ЗАДАНИЕ ::
Извлеките из приведенного ниже текста о Люпине и Гарри Поттере отрывок от слов «Но в Люпине» до слов «превращающегося в громилу-пьяницу?» включительно, без изменений.

Но в Люпине нет гармонии добра и зла. Чтобы быть добрым героем, ему не нужно превращаться в волка. Тут действуют трагические обстоятельства, не зависящие от воли героя. Он добр вопреки своим волчьим превращениям, а не благодаря им. Люпин — это замечательный образ человека, который знает о семени зла, которое он в себе несет и потому хочет предостеречь других людей от этого своего «двойника». Тут для педагога есть повод обратиться к традиции поэтического освоения темы «черного человека» у Гейне[91], Есенина, Высоцкого… Или перейти на бытовой уровень: Люпин, ежемесячно становящийся оборотнем, не похож ли на человека, столь же регулярно (в день получки) превращающегося в громилу-пьяницу?
Дальше мы читаем: «Особенно нагло оккультная мистика добра и зла предъявлена в образе главного героя. Разве бывает в детских сказках, чтобы самый гнусный персонаж передал самому лучшему герою часть свой черной “энергии”? Так сказать, подселился в его душу, заряжая ее демонизмом? Представьте себе, что после сражения со Змеем Горынычем и победы над ним добрый молодец при столкновении с очередными злыднями выдувал бы изо рта зловещие языки пламени. То есть, добро побеждало бы зло силой, унаследованной от ранее побежденного зла. Для традиционной религиозной системы координат это дичь. А для оккультизма — норма»[92]. «В четвертой книге серии оказывается, что у Гарри и у Вольдеморта один и тот же источник волшебной силы. Это очень характерно для язычества, в котором добро и зло считаются относительными. В то время как Господь ясно учит нас, что добро и зло отличаются друг от друга по самому своему существу»[93].

НАБОР ДАННЫХ ::
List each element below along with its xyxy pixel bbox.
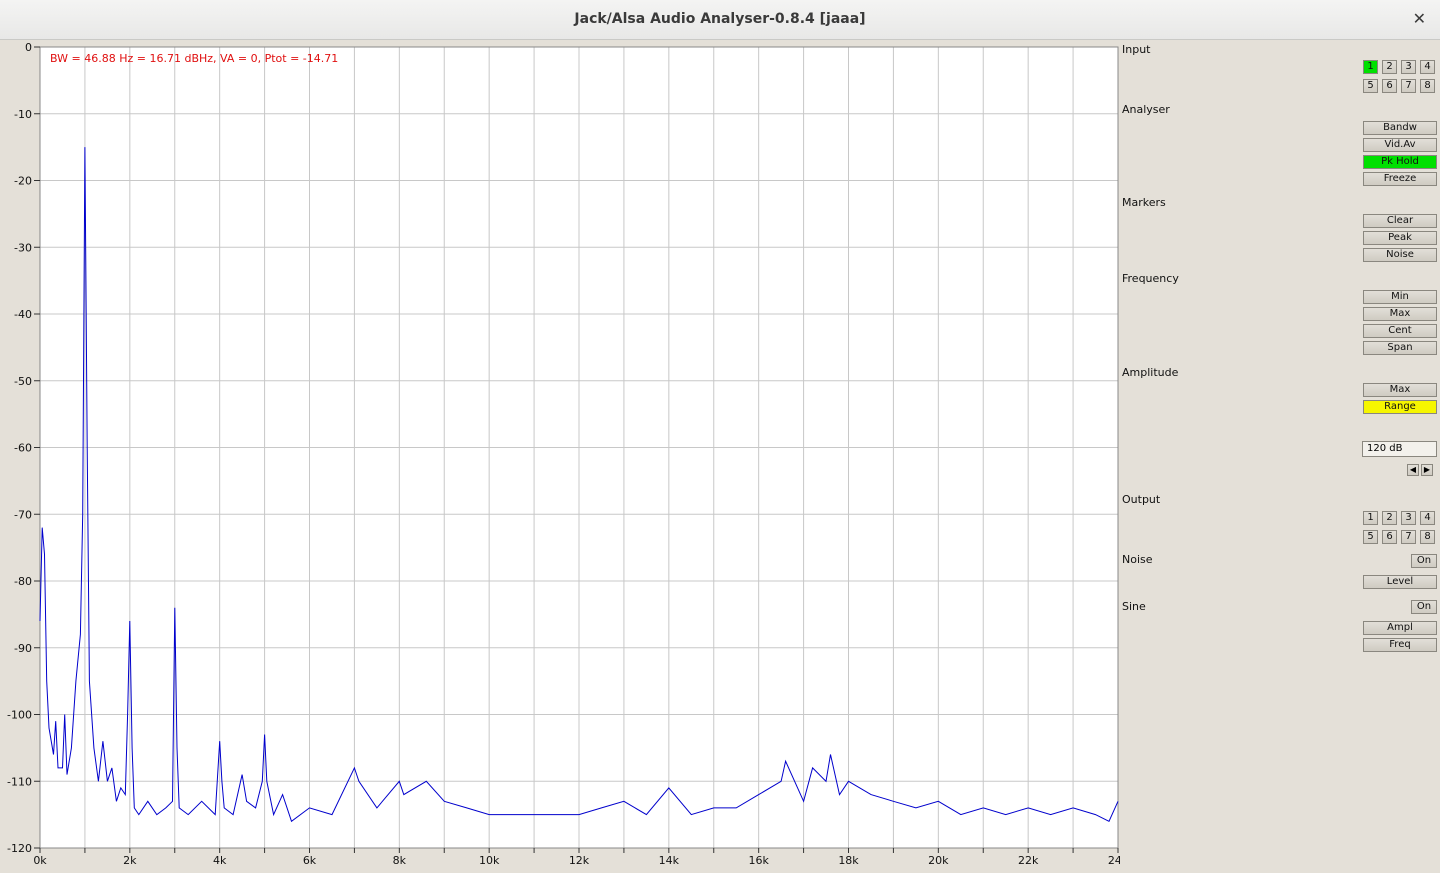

ОТВЕТ ::
Но в Люпине нет гармонии добра и зла. Чтобы быть добрым героем, ему не нужно превращаться в волка. Тут действуют трагические обстоятельства, не зависящие от воли героя. Он добр вопреки своим волчьим превращениям, а не благодаря им. Люпин — это замечательный образ человека, который знает о семени зла, которое он в себе несет и потому хочет предостеречь других людей от этого своего «двойника». Тут для педагога есть повод обратиться к традиции поэтического освоения темы «черного человека» у Гейне[91], Есенина, Высоцкого… Или перейти на бытовой уровень: Люпин, ежемесячно становящийся оборотнем, не похож ли на человека, столь же регулярно (в день получки) превращающегося в громилу-пьяницу?